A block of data
╔══
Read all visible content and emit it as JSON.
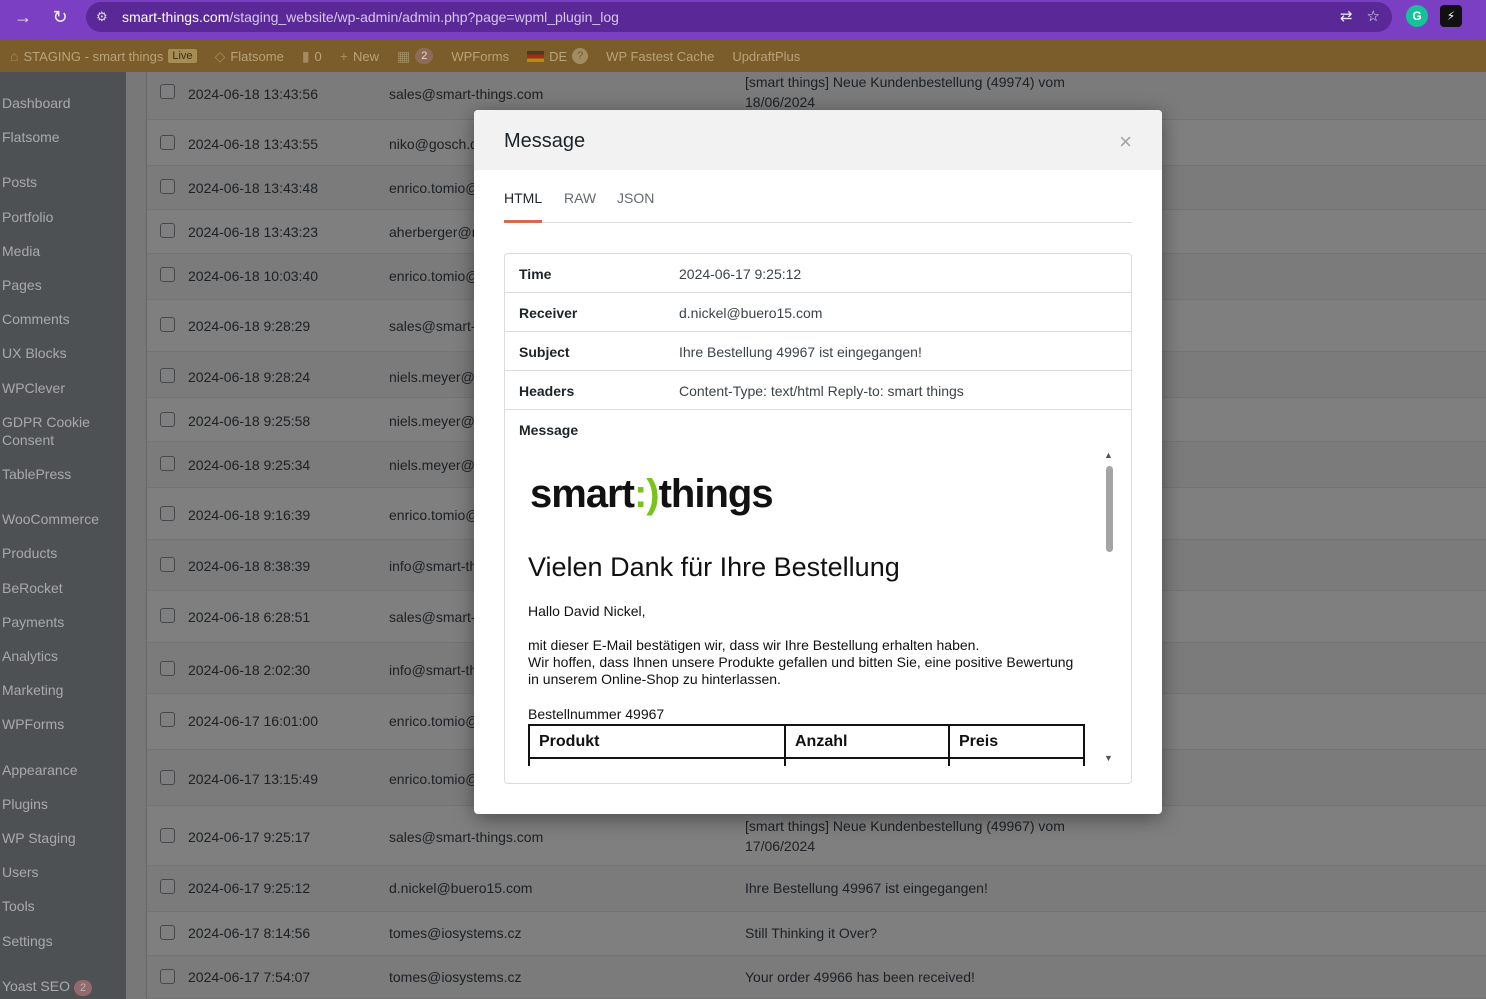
{
  "browser": {
    "url_host": "smart-things.com",
    "url_path": "/staging_website/wp-admin/admin.php?page=wpml_plugin_log"
  },
  "admin_bar": {
    "site_name": "STAGING - smart things",
    "live": "Live",
    "flatsome": "Flatsome",
    "comments_count": "0",
    "new": "New",
    "updates_count": "2",
    "wpforms": "WPForms",
    "lang": "DE",
    "fastest_cache": "WP Fastest Cache",
    "updraft": "UpdraftPlus"
  },
  "sidebar": {
    "items": [
      {
        "label": "Dashboard"
      },
      {
        "label": "Flatsome"
      },
      {
        "label": "Posts"
      },
      {
        "label": "Portfolio"
      },
      {
        "label": "Media"
      },
      {
        "label": "Pages"
      },
      {
        "label": "Comments"
      },
      {
        "label": "UX Blocks"
      },
      {
        "label": "WPClever"
      },
      {
        "label": "GDPR Cookie Consent"
      },
      {
        "label": "TablePress"
      },
      {
        "label": "WooCommerce"
      },
      {
        "label": "Products"
      },
      {
        "label": "BeRocket"
      },
      {
        "label": "Payments"
      },
      {
        "label": "Analytics"
      },
      {
        "label": "Marketing"
      },
      {
        "label": "WPForms"
      },
      {
        "label": "Appearance"
      },
      {
        "label": "Plugins"
      },
      {
        "label": "WP Staging"
      },
      {
        "label": "Users"
      },
      {
        "label": "Tools"
      },
      {
        "label": "Settings"
      },
      {
        "label": "Yoast SEO",
        "badge": "2"
      }
    ]
  },
  "rows": [
    {
      "time": "2024-06-18 13:43:56",
      "receiver": "sales@smart-things.com",
      "subject": "[smart things] Neue Kundenbestellung (49974) vom 18/06/2024"
    },
    {
      "time": "2024-06-18 13:43:55",
      "receiver": "niko@gosch.de",
      "subject": ""
    },
    {
      "time": "2024-06-18 13:43:48",
      "receiver": "enrico.tomio@",
      "subject": ""
    },
    {
      "time": "2024-06-18 13:43:23",
      "receiver": "aherberger@m",
      "subject": ""
    },
    {
      "time": "2024-06-18 10:03:40",
      "receiver": "enrico.tomio@",
      "subject": ""
    },
    {
      "time": "2024-06-18 9:28:29",
      "receiver": "sales@smart-t",
      "subject": ""
    },
    {
      "time": "2024-06-18 9:28:24",
      "receiver": "niels.meyer@",
      "subject": ""
    },
    {
      "time": "2024-06-18 9:25:58",
      "receiver": "niels.meyer@",
      "subject": ""
    },
    {
      "time": "2024-06-18 9:25:34",
      "receiver": "niels.meyer@",
      "subject": ""
    },
    {
      "time": "2024-06-18 9:16:39",
      "receiver": "enrico.tomio@",
      "subject": ""
    },
    {
      "time": "2024-06-18 8:38:39",
      "receiver": "info@smart-th",
      "subject": ""
    },
    {
      "time": "2024-06-18 6:28:51",
      "receiver": "sales@smart-t",
      "subject": ""
    },
    {
      "time": "2024-06-18 2:02:30",
      "receiver": "info@smart-th",
      "subject": ""
    },
    {
      "time": "2024-06-17 16:01:00",
      "receiver": "enrico.tomio@",
      "subject": ""
    },
    {
      "time": "2024-06-17 13:15:49",
      "receiver": "enrico.tomio@",
      "subject": ""
    },
    {
      "time": "2024-06-17 9:25:17",
      "receiver": "sales@smart-things.com",
      "subject": "[smart things] Neue Kundenbestellung (49967) vom 17/06/2024"
    },
    {
      "time": "2024-06-17 9:25:12",
      "receiver": "d.nickel@buero15.com",
      "subject": "Ihre Bestellung 49967 ist eingegangen!"
    },
    {
      "time": "2024-06-17 8:14:56",
      "receiver": "tomes@iosystems.cz",
      "subject": "Still Thinking it Over?"
    },
    {
      "time": "2024-06-17 7:54:07",
      "receiver": "tomes@iosystems.cz",
      "subject": "Your order 49966 has been received!"
    }
  ],
  "modal": {
    "title": "Message",
    "close": "×",
    "tabs": [
      "HTML",
      "RAW",
      "JSON"
    ],
    "fields": [
      {
        "key": "Time",
        "value": "2024-06-17 9:25:12"
      },
      {
        "key": "Receiver",
        "value": "d.nickel@buero15.com"
      },
      {
        "key": "Subject",
        "value": "Ihre Bestellung 49967 ist eingegangen!"
      },
      {
        "key": "Headers",
        "value": "Content-Type: text/html Reply-to: smart things"
      }
    ],
    "message_label": "Message",
    "email": {
      "logo_left": "smart",
      "logo_smile": ":)",
      "logo_right": "things",
      "heading": "Vielen Dank für Ihre Bestellung",
      "greeting": "Hallo David Nickel,",
      "para1": "mit dieser E-Mail bestätigen wir, dass wir Ihre Bestellung erhalten haben.",
      "para2": "Wir hoffen, dass Ihnen unsere Produkte gefallen und bitten Sie, eine positive Bewertung in unserem Online-Shop zu hinterlassen.",
      "order_number": "Bestellnummer 49967",
      "table_headers": [
        "Produkt",
        "Anzahl",
        "Preis"
      ]
    }
  }
}
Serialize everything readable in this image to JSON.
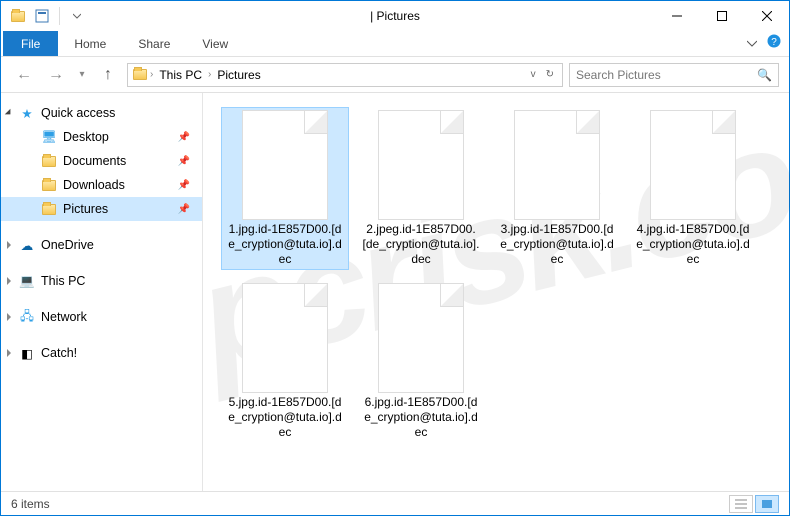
{
  "window": {
    "title": "Pictures",
    "title_sep": " | "
  },
  "ribbon": {
    "file": "File",
    "tabs": [
      "Home",
      "Share",
      "View"
    ]
  },
  "breadcrumb": {
    "parts": [
      "This PC",
      "Pictures"
    ]
  },
  "search": {
    "placeholder": "Search Pictures"
  },
  "nav": {
    "quick_access": "Quick access",
    "pinned": [
      "Desktop",
      "Documents",
      "Downloads",
      "Pictures"
    ],
    "onedrive": "OneDrive",
    "this_pc": "This PC",
    "network": "Network",
    "catch": "Catch!"
  },
  "files": [
    {
      "name": "1.jpg.id-1E857D00.[de_cryption@tuta.io].dec",
      "selected": true
    },
    {
      "name": "2.jpeg.id-1E857D00.[de_cryption@tuta.io].dec",
      "selected": false
    },
    {
      "name": "3.jpg.id-1E857D00.[de_cryption@tuta.io].dec",
      "selected": false
    },
    {
      "name": "4.jpg.id-1E857D00.[de_cryption@tuta.io].dec",
      "selected": false
    },
    {
      "name": "5.jpg.id-1E857D00.[de_cryption@tuta.io].dec",
      "selected": false
    },
    {
      "name": "6.jpg.id-1E857D00.[de_cryption@tuta.io].dec",
      "selected": false
    }
  ],
  "status": {
    "count": "6 items"
  },
  "watermark": "pcrisk.com"
}
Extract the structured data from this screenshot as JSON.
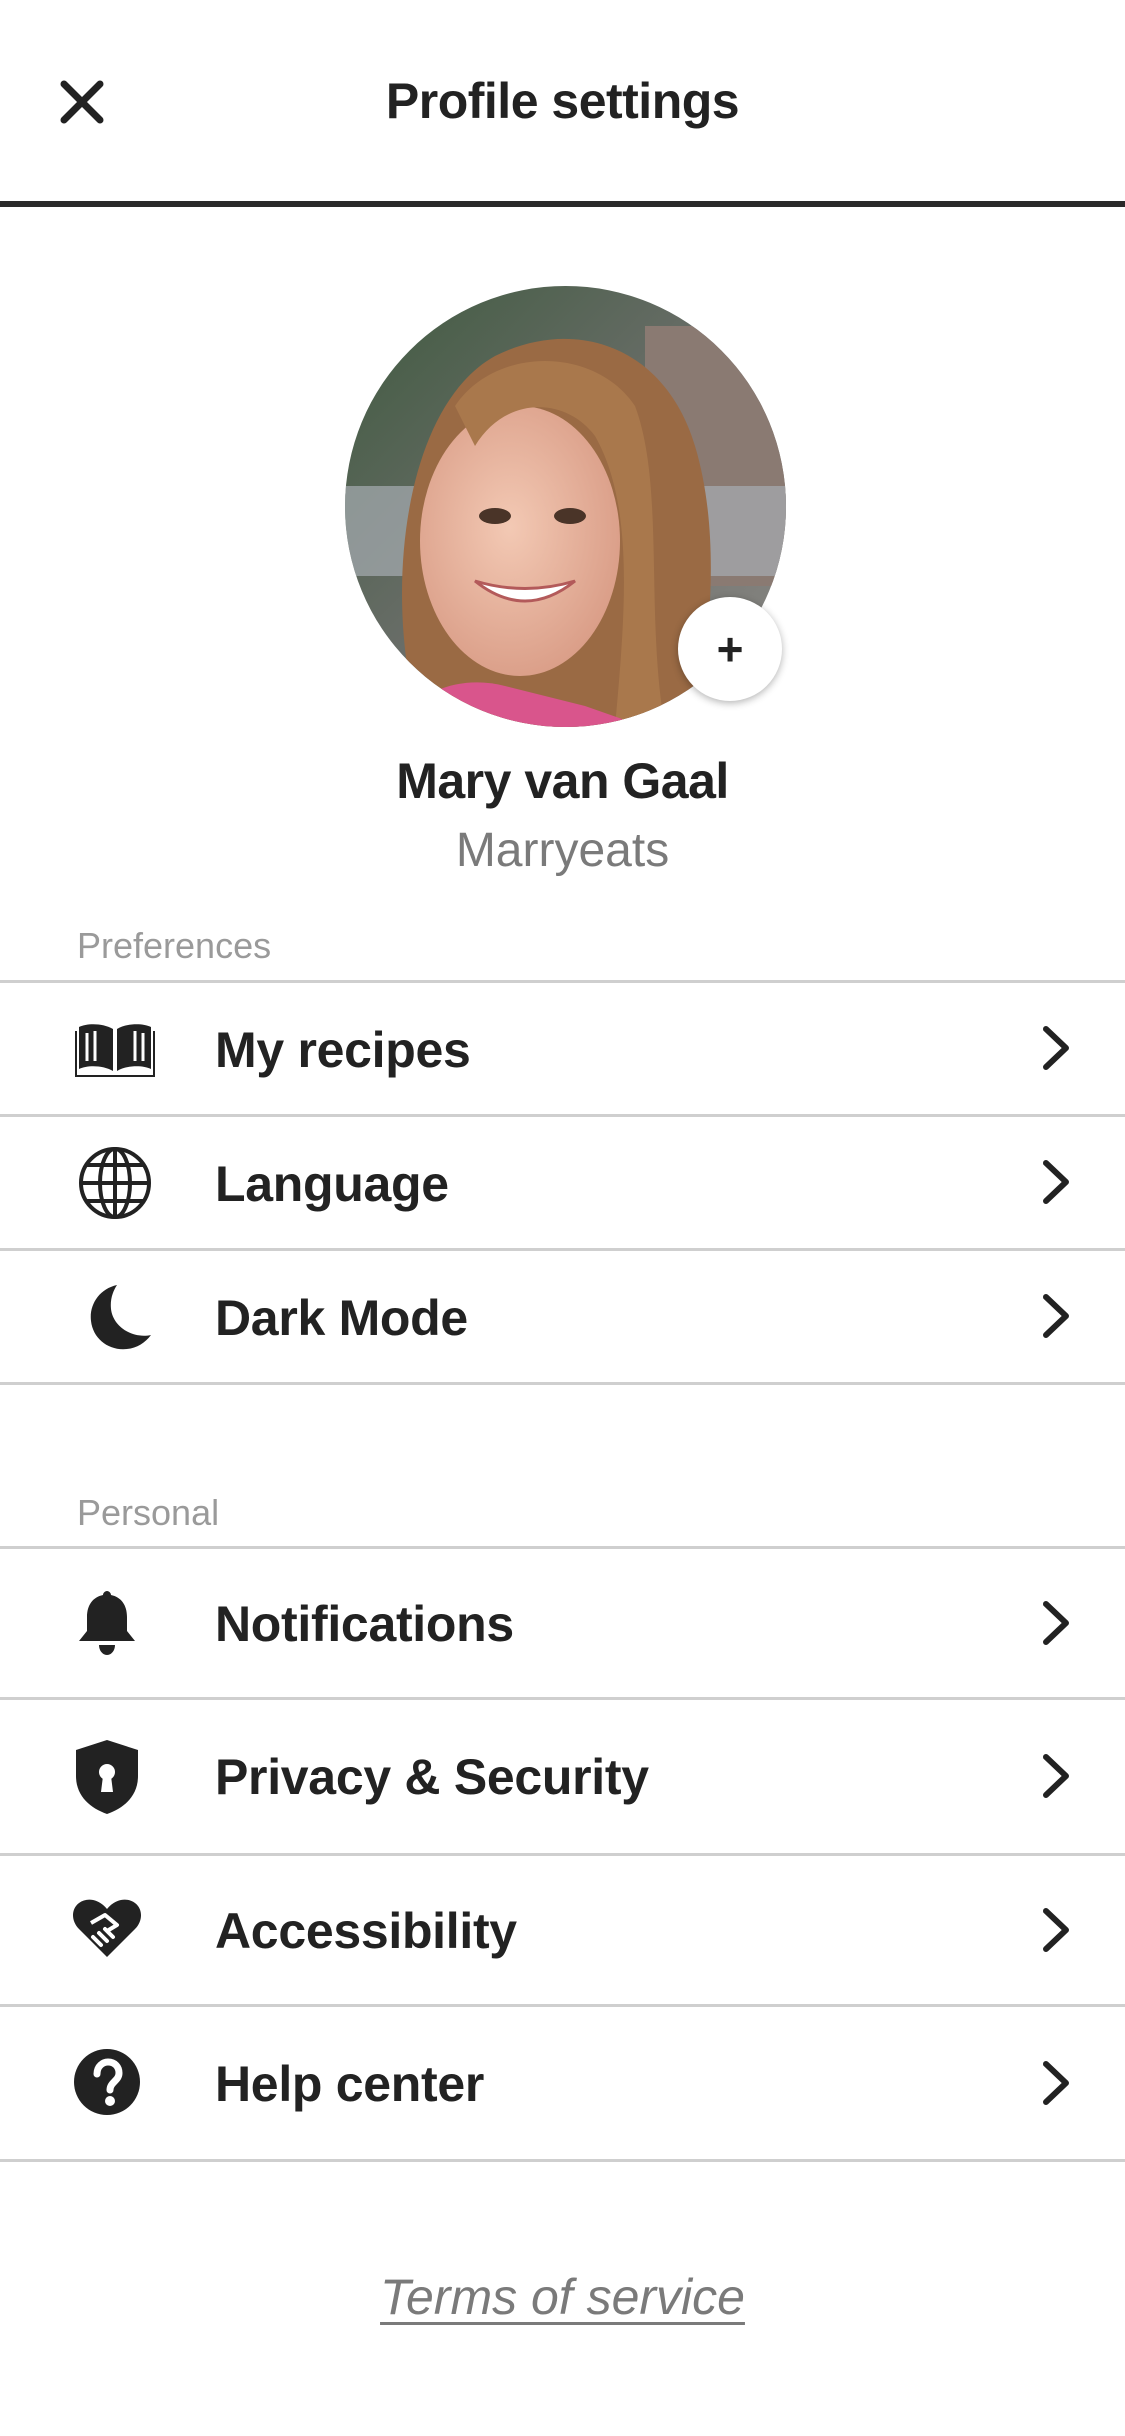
{
  "header": {
    "title": "Profile settings",
    "close_icon": "close-icon"
  },
  "profile": {
    "name": "Mary van Gaal",
    "handle": "Marryeats",
    "add_photo_label": "+"
  },
  "sections": {
    "preferences": {
      "label": "Preferences",
      "items": [
        {
          "label": "My recipes",
          "icon": "open-book-icon"
        },
        {
          "label": "Language",
          "icon": "globe-icon"
        },
        {
          "label": "Dark Mode",
          "icon": "moon-icon"
        }
      ]
    },
    "personal": {
      "label": "Personal",
      "items": [
        {
          "label": "Notifications",
          "icon": "bell-icon"
        },
        {
          "label": "Privacy & Security",
          "icon": "shield-lock-icon"
        },
        {
          "label": "Accessibility",
          "icon": "heart-handshake-icon"
        },
        {
          "label": "Help center",
          "icon": "question-circle-icon"
        }
      ]
    }
  },
  "footer": {
    "terms_label": "Terms of service"
  },
  "colors": {
    "text": "#222222",
    "muted": "#7a7a7a",
    "divider": "#cfcfcf",
    "header_rule": "#2a2a2a"
  }
}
╚══
• _Exercise details_
Set the pictures aside and transcribe the data above exactly.

• _Result of this task_
Read all visible content and emit it as JSON.
{
  "browser": {
    "url_host": "smart-things.com",
    "url_path": "/staging_website/wp-admin/admin.php?page=wpml_plugin_log"
  },
  "admin_bar": {
    "site_name": "STAGING - smart things",
    "live": "Live",
    "flatsome": "Flatsome",
    "comments_count": "0",
    "new": "New",
    "updates_count": "2",
    "wpforms": "WPForms",
    "lang": "DE",
    "fastest_cache": "WP Fastest Cache",
    "updraft": "UpdraftPlus"
  },
  "sidebar": {
    "items": [
      {
        "label": "Dashboard"
      },
      {
        "label": "Flatsome"
      },
      {
        "label": "Posts"
      },
      {
        "label": "Portfolio"
      },
      {
        "label": "Media"
      },
      {
        "label": "Pages"
      },
      {
        "label": "Comments"
      },
      {
        "label": "UX Blocks"
      },
      {
        "label": "WPClever"
      },
      {
        "label": "GDPR Cookie Consent"
      },
      {
        "label": "TablePress"
      },
      {
        "label": "WooCommerce"
      },
      {
        "label": "Products"
      },
      {
        "label": "BeRocket"
      },
      {
        "label": "Payments"
      },
      {
        "label": "Analytics"
      },
      {
        "label": "Marketing"
      },
      {
        "label": "WPForms"
      },
      {
        "label": "Appearance"
      },
      {
        "label": "Plugins"
      },
      {
        "label": "WP Staging"
      },
      {
        "label": "Users"
      },
      {
        "label": "Tools"
      },
      {
        "label": "Settings"
      },
      {
        "label": "Yoast SEO",
        "badge": "2"
      }
    ]
  },
  "rows": [
    {
      "time": "2024-06-18 13:43:56",
      "receiver": "sales@smart-things.com",
      "subject": "[smart things] Neue Kundenbestellung (49974) vom 18/06/2024"
    },
    {
      "time": "2024-06-18 13:43:55",
      "receiver": "niko@gosch.de",
      "subject": ""
    },
    {
      "time": "2024-06-18 13:43:48",
      "receiver": "enrico.tomio@",
      "subject": ""
    },
    {
      "time": "2024-06-18 13:43:23",
      "receiver": "aherberger@m",
      "subject": ""
    },
    {
      "time": "2024-06-18 10:03:40",
      "receiver": "enrico.tomio@",
      "subject": ""
    },
    {
      "time": "2024-06-18 9:28:29",
      "receiver": "sales@smart-t",
      "subject": ""
    },
    {
      "time": "2024-06-18 9:28:24",
      "receiver": "niels.meyer@",
      "subject": ""
    },
    {
      "time": "2024-06-18 9:25:58",
      "receiver": "niels.meyer@",
      "subject": ""
    },
    {
      "time": "2024-06-18 9:25:34",
      "receiver": "niels.meyer@",
      "subject": ""
    },
    {
      "time": "2024-06-18 9:16:39",
      "receiver": "enrico.tomio@",
      "subject": ""
    },
    {
      "time": "2024-06-18 8:38:39",
      "receiver": "info@smart-th",
      "subject": ""
    },
    {
      "time": "2024-06-18 6:28:51",
      "receiver": "sales@smart-t",
      "subject": ""
    },
    {
      "time": "2024-06-18 2:02:30",
      "receiver": "info@smart-th",
      "subject": ""
    },
    {
      "time": "2024-06-17 16:01:00",
      "receiver": "enrico.tomio@",
      "subject": ""
    },
    {
      "time": "2024-06-17 13:15:49",
      "receiver": "enrico.tomio@",
      "subject": ""
    },
    {
      "time": "2024-06-17 9:25:17",
      "receiver": "sales@smart-things.com",
      "subject": "[smart things] Neue Kundenbestellung (49967) vom 17/06/2024"
    },
    {
      "time": "2024-06-17 9:25:12",
      "receiver": "d.nickel@buero15.com",
      "subject": "Ihre Bestellung 49967 ist eingegangen!"
    },
    {
      "time": "2024-06-17 8:14:56",
      "receiver": "tomes@iosystems.cz",
      "subject": "Still Thinking it Over?"
    },
    {
      "time": "2024-06-17 7:54:07",
      "receiver": "tomes@iosystems.cz",
      "subject": "Your order 49966 has been received!"
    }
  ],
  "modal": {
    "title": "Message",
    "close": "×",
    "tabs": [
      "HTML",
      "RAW",
      "JSON"
    ],
    "fields": [
      {
        "key": "Time",
        "value": "2024-06-17 9:25:12"
      },
      {
        "key": "Receiver",
        "value": "d.nickel@buero15.com"
      },
      {
        "key": "Subject",
        "value": "Ihre Bestellung 49967 ist eingegangen!"
      },
      {
        "key": "Headers",
        "value": "Content-Type: text/html Reply-to: smart things"
      }
    ],
    "message_label": "Message",
    "email": {
      "logo_left": "smart",
      "logo_smile": ":)",
      "logo_right": "things",
      "heading": "Vielen Dank für Ihre Bestellung",
      "greeting": "Hallo David Nickel,",
      "para1": "mit dieser E-Mail bestätigen wir, dass wir Ihre Bestellung erhalten haben.",
      "para2": "Wir hoffen, dass Ihnen unsere Produkte gefallen und bitten Sie, eine positive Bewertung in unserem Online-Shop zu hinterlassen.",
      "order_number": "Bestellnummer 49967",
      "table_headers": [
        "Produkt",
        "Anzahl",
        "Preis"
      ]
    }
  }
}
Serialize everything readable in this image to JSON.
{
  "window": {
    "title": "Pictures",
    "title_sep": " | "
  },
  "ribbon": {
    "file": "File",
    "tabs": [
      "Home",
      "Share",
      "View"
    ]
  },
  "breadcrumb": {
    "parts": [
      "This PC",
      "Pictures"
    ]
  },
  "search": {
    "placeholder": "Search Pictures"
  },
  "nav": {
    "quick_access": "Quick access",
    "pinned": [
      "Desktop",
      "Documents",
      "Downloads",
      "Pictures"
    ],
    "onedrive": "OneDrive",
    "this_pc": "This PC",
    "network": "Network",
    "catch": "Catch!"
  },
  "files": [
    {
      "name": "1.jpg.id-1E857D00.[de_cryption@tuta.io].dec",
      "selected": true
    },
    {
      "name": "2.jpeg.id-1E857D00.[de_cryption@tuta.io].dec",
      "selected": false
    },
    {
      "name": "3.jpg.id-1E857D00.[de_cryption@tuta.io].dec",
      "selected": false
    },
    {
      "name": "4.jpg.id-1E857D00.[de_cryption@tuta.io].dec",
      "selected": false
    },
    {
      "name": "5.jpg.id-1E857D00.[de_cryption@tuta.io].dec",
      "selected": false
    },
    {
      "name": "6.jpg.id-1E857D00.[de_cryption@tuta.io].dec",
      "selected": false
    }
  ],
  "status": {
    "count": "6 items"
  },
  "watermark": "pcrisk.com"
}
Extract the structured data from this screenshot as JSON.
{
  "header": {
    "title": "Profile settings",
    "close_icon": "close-icon"
  },
  "profile": {
    "name": "Mary van Gaal",
    "handle": "Marryeats",
    "add_photo_label": "+"
  },
  "sections": {
    "preferences": {
      "label": "Preferences",
      "items": [
        {
          "label": "My recipes",
          "icon": "open-book-icon"
        },
        {
          "label": "Language",
          "icon": "globe-icon"
        },
        {
          "label": "Dark Mode",
          "icon": "moon-icon"
        }
      ]
    },
    "personal": {
      "label": "Personal",
      "items": [
        {
          "label": "Notifications",
          "icon": "bell-icon"
        },
        {
          "label": "Privacy & Security",
          "icon": "shield-lock-icon"
        },
        {
          "label": "Accessibility",
          "icon": "heart-handshake-icon"
        },
        {
          "label": "Help center",
          "icon": "question-circle-icon"
        }
      ]
    }
  },
  "footer": {
    "terms_label": "Terms of service"
  },
  "colors": {
    "text": "#222222",
    "muted": "#7a7a7a",
    "divider": "#cfcfcf",
    "header_rule": "#2a2a2a"
  }
}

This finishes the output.